Copy all lines that contain the word "Meet".

━━━ INPUT FOR THIS TASK

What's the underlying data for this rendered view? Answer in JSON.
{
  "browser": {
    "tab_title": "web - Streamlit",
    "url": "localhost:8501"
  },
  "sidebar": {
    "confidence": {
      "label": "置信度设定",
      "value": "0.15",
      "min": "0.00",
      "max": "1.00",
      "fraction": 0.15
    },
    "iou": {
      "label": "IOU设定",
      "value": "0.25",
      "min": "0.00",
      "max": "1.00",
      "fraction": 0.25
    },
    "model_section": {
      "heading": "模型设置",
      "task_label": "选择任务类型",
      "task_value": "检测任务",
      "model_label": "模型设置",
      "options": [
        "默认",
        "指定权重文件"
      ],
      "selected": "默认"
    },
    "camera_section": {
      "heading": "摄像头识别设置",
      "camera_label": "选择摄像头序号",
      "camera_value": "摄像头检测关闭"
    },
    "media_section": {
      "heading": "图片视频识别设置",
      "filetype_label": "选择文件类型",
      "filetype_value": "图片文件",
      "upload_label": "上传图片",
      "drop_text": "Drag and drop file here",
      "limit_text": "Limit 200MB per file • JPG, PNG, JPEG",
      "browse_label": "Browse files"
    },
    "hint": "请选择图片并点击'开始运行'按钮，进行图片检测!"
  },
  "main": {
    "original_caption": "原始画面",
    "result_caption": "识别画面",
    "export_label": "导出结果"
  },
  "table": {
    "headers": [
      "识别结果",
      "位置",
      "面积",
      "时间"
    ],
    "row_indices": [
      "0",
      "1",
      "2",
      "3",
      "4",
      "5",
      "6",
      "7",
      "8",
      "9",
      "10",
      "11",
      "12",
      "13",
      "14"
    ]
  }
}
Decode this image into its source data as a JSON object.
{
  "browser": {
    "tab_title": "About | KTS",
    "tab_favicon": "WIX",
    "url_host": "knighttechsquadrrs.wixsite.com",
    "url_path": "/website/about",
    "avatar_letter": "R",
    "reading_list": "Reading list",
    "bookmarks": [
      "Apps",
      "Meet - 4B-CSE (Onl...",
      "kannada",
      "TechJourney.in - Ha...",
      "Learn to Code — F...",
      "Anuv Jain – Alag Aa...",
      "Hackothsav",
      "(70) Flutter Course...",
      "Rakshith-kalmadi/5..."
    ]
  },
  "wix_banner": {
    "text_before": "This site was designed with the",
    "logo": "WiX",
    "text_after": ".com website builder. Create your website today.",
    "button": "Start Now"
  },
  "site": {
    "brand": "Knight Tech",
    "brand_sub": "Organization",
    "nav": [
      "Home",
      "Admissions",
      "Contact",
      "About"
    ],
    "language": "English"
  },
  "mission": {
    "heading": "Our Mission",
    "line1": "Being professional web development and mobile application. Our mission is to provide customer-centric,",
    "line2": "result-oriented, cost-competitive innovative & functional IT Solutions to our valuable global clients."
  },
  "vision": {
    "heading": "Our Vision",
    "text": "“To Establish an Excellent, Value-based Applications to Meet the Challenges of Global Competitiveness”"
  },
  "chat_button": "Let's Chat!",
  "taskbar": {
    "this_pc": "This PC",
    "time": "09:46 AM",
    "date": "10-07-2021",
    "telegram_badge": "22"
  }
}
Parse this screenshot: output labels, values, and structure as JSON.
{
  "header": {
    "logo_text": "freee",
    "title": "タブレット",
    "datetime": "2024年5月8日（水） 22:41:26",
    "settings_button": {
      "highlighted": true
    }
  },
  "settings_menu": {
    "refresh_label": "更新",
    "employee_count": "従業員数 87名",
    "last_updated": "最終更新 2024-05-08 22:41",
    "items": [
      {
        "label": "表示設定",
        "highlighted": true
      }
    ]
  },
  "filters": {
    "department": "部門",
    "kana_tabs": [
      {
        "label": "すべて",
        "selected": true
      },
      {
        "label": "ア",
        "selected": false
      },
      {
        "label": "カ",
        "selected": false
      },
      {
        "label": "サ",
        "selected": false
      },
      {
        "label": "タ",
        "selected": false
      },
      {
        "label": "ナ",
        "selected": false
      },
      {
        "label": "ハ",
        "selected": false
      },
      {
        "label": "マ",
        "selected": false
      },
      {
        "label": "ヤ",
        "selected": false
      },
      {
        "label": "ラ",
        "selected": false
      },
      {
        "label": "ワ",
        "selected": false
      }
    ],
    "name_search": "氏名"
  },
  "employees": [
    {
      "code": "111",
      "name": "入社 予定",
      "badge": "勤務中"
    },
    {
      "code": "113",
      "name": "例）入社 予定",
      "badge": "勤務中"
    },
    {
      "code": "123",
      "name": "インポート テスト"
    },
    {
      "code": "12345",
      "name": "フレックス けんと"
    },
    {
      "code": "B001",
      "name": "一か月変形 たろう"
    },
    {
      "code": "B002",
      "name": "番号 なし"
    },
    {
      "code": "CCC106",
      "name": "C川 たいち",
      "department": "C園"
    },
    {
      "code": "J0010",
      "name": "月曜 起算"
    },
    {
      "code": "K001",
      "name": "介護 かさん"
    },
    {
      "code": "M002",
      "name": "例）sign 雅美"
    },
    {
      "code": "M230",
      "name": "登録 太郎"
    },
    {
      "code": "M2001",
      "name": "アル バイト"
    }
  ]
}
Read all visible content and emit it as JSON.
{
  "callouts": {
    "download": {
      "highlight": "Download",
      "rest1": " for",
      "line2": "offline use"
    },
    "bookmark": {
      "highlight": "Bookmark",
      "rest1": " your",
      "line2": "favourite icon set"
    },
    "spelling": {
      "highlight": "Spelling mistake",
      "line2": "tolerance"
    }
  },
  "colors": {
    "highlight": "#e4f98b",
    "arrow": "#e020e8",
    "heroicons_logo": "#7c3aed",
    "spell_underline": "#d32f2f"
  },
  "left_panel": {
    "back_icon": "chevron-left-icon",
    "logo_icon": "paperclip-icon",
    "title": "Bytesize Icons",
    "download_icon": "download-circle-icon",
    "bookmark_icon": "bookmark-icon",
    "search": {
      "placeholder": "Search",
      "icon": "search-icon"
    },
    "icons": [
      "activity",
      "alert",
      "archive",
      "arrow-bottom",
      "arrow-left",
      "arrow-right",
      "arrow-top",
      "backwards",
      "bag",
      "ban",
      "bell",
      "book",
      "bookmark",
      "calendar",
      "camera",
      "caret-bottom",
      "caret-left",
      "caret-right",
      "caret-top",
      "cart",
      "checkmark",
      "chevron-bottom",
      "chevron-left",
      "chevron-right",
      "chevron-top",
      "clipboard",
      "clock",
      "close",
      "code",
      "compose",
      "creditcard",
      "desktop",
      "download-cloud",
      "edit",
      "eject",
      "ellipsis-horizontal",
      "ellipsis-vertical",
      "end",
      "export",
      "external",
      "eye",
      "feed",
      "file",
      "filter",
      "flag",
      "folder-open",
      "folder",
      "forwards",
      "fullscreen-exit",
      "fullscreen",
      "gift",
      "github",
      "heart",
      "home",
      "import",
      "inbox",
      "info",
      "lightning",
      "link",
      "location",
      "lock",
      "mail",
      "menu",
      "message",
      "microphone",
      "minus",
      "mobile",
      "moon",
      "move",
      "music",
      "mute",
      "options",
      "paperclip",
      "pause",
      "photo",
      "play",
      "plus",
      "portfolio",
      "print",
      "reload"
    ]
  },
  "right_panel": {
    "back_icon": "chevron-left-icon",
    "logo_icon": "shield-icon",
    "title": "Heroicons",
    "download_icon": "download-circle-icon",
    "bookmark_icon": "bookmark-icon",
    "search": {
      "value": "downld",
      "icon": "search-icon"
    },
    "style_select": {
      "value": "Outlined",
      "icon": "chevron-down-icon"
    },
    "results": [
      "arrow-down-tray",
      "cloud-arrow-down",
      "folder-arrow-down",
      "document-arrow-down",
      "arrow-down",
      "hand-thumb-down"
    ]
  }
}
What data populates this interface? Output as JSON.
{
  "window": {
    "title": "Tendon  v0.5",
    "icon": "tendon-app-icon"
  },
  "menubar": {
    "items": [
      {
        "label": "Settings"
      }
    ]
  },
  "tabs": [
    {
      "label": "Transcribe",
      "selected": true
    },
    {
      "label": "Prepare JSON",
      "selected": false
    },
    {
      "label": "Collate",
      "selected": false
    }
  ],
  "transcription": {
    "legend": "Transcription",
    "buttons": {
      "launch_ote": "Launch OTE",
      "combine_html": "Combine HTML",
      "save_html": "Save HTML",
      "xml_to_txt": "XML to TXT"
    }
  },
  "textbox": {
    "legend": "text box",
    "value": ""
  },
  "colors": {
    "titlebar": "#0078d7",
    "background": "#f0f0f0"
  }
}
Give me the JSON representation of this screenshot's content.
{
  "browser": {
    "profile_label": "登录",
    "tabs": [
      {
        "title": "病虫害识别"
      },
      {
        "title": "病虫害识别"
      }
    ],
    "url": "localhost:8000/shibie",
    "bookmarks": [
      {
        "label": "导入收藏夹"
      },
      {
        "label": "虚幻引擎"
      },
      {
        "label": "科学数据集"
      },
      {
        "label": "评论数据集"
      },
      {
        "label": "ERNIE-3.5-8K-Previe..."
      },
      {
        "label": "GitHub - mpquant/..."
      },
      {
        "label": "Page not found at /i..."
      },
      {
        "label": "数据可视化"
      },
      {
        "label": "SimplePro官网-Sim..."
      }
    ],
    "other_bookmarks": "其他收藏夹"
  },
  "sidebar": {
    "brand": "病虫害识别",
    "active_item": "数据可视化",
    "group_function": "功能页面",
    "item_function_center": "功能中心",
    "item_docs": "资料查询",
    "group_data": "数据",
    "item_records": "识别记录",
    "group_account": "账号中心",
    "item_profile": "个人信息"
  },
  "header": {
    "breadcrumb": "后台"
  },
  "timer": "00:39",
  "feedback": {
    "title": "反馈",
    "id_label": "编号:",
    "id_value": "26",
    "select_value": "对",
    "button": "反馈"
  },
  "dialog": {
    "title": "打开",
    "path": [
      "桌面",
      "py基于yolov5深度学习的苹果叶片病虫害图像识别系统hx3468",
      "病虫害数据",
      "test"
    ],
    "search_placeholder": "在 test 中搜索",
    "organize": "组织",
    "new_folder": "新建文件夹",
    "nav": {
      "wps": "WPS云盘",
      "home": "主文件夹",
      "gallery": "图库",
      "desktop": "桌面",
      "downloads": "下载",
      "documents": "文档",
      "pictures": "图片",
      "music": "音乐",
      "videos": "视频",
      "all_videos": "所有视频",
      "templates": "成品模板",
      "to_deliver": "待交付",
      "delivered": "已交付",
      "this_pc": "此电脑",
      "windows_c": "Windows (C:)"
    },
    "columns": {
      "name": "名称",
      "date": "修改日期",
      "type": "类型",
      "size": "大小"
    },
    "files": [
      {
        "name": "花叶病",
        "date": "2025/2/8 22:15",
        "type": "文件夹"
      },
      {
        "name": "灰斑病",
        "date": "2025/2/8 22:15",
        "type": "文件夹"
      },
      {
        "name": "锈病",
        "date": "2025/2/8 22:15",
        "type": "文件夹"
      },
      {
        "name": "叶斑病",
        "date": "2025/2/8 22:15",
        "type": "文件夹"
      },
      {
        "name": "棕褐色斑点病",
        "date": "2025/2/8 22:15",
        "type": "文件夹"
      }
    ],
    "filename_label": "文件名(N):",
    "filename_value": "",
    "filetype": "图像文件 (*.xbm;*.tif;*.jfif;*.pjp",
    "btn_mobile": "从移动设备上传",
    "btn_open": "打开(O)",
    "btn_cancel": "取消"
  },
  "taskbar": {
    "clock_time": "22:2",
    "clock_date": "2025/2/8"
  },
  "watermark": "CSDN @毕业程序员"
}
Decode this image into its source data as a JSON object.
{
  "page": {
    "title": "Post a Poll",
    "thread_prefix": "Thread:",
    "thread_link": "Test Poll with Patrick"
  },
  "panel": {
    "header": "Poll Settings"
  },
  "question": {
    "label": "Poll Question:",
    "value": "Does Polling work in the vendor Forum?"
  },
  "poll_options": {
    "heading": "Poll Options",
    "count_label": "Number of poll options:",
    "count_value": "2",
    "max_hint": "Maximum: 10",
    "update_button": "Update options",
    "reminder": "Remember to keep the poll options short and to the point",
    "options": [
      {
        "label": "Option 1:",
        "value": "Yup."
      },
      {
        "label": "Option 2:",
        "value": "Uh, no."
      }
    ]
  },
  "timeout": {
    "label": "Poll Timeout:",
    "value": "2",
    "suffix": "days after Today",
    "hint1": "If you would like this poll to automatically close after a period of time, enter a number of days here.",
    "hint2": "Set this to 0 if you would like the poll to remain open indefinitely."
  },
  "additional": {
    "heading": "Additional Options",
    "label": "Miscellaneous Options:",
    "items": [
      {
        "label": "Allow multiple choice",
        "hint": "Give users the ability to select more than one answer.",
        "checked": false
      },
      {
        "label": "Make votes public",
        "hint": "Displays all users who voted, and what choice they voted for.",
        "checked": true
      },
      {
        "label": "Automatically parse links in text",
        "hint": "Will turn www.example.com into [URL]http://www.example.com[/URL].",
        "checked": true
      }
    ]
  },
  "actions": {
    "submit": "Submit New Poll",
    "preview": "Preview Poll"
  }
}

━━━━━━

- [FINISHED TASK]:
      "Meet - 4B-CSE (Onl...",
    "text": "“To Establish an Excellent, Value-based Applications to Meet the Challenges of Global Competitiveness”"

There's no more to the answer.